Print out every line, exactly as written.

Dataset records
----------

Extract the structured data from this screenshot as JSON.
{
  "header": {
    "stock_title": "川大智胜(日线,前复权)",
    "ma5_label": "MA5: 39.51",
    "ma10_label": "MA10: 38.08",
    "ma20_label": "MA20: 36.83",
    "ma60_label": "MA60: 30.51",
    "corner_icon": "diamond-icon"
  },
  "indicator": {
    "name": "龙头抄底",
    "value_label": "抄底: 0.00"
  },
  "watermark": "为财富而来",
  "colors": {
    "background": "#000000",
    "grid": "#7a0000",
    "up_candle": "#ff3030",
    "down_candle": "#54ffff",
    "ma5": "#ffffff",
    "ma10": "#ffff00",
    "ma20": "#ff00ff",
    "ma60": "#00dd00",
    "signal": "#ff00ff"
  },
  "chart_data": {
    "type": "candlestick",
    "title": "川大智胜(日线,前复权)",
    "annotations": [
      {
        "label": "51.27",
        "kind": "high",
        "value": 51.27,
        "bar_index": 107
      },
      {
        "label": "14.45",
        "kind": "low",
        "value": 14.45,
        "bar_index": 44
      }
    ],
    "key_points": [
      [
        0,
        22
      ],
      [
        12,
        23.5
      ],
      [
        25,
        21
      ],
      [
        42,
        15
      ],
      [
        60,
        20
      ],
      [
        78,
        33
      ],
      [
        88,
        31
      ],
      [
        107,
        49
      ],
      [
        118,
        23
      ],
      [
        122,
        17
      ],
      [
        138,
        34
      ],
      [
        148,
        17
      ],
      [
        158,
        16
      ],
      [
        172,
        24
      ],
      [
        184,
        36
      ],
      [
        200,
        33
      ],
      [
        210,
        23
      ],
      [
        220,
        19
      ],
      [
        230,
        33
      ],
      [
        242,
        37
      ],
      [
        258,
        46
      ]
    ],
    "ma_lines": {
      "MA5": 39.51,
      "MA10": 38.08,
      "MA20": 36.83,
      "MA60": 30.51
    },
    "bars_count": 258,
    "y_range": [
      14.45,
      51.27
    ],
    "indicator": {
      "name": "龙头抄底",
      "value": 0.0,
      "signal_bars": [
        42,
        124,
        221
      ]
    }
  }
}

----------

▸ **ANSWER TO THIS EXERCISE**:
Extract the structured data from this screenshot as JSON.
{
  "header": {
    "stock_title": "川大智胜(日线,前复权)",
    "ma5_label": "MA5: 39.51",
    "ma10_label": "MA10: 38.08",
    "ma20_label": "MA20: 36.83",
    "ma60_label": "MA60: 30.51",
    "corner_icon": "diamond-icon"
  },
  "indicator": {
    "name": "龙头抄底",
    "value_label": "抄底: 0.00"
  },
  "watermark": "为财富而来",
  "colors": {
    "background": "#000000",
    "grid": "#7a0000",
    "up_candle": "#ff3030",
    "down_candle": "#54ffff",
    "ma5": "#ffffff",
    "ma10": "#ffff00",
    "ma20": "#ff00ff",
    "ma60": "#00dd00",
    "signal": "#ff00ff"
  },
  "chart_data": {
    "type": "candlestick",
    "title": "川大智胜(日线,前复权)",
    "annotations": [
      {
        "label": "51.27",
        "kind": "high",
        "value": 51.27,
        "bar_index": 107
      },
      {
        "label": "14.45",
        "kind": "low",
        "value": 14.45,
        "bar_index": 44
      }
    ],
    "key_points": [
      [
        0,
        22
      ],
      [
        12,
        23.5
      ],
      [
        25,
        21
      ],
      [
        42,
        15
      ],
      [
        60,
        20
      ],
      [
        78,
        33
      ],
      [
        88,
        31
      ],
      [
        107,
        49
      ],
      [
        118,
        23
      ],
      [
        122,
        17
      ],
      [
        138,
        34
      ],
      [
        148,
        17
      ],
      [
        158,
        16
      ],
      [
        172,
        24
      ],
      [
        184,
        36
      ],
      [
        200,
        33
      ],
      [
        210,
        23
      ],
      [
        220,
        19
      ],
      [
        230,
        33
      ],
      [
        242,
        37
      ],
      [
        258,
        46
      ]
    ],
    "ma_lines": {
      "MA5": 39.51,
      "MA10": 38.08,
      "MA20": 36.83,
      "MA60": 30.51
    },
    "bars_count": 258,
    "y_range": [
      14.45,
      51.27
    ],
    "indicator": {
      "name": "龙头抄底",
      "value": 0.0,
      "signal_bars": [
        42,
        124,
        221
      ]
    }
  }
}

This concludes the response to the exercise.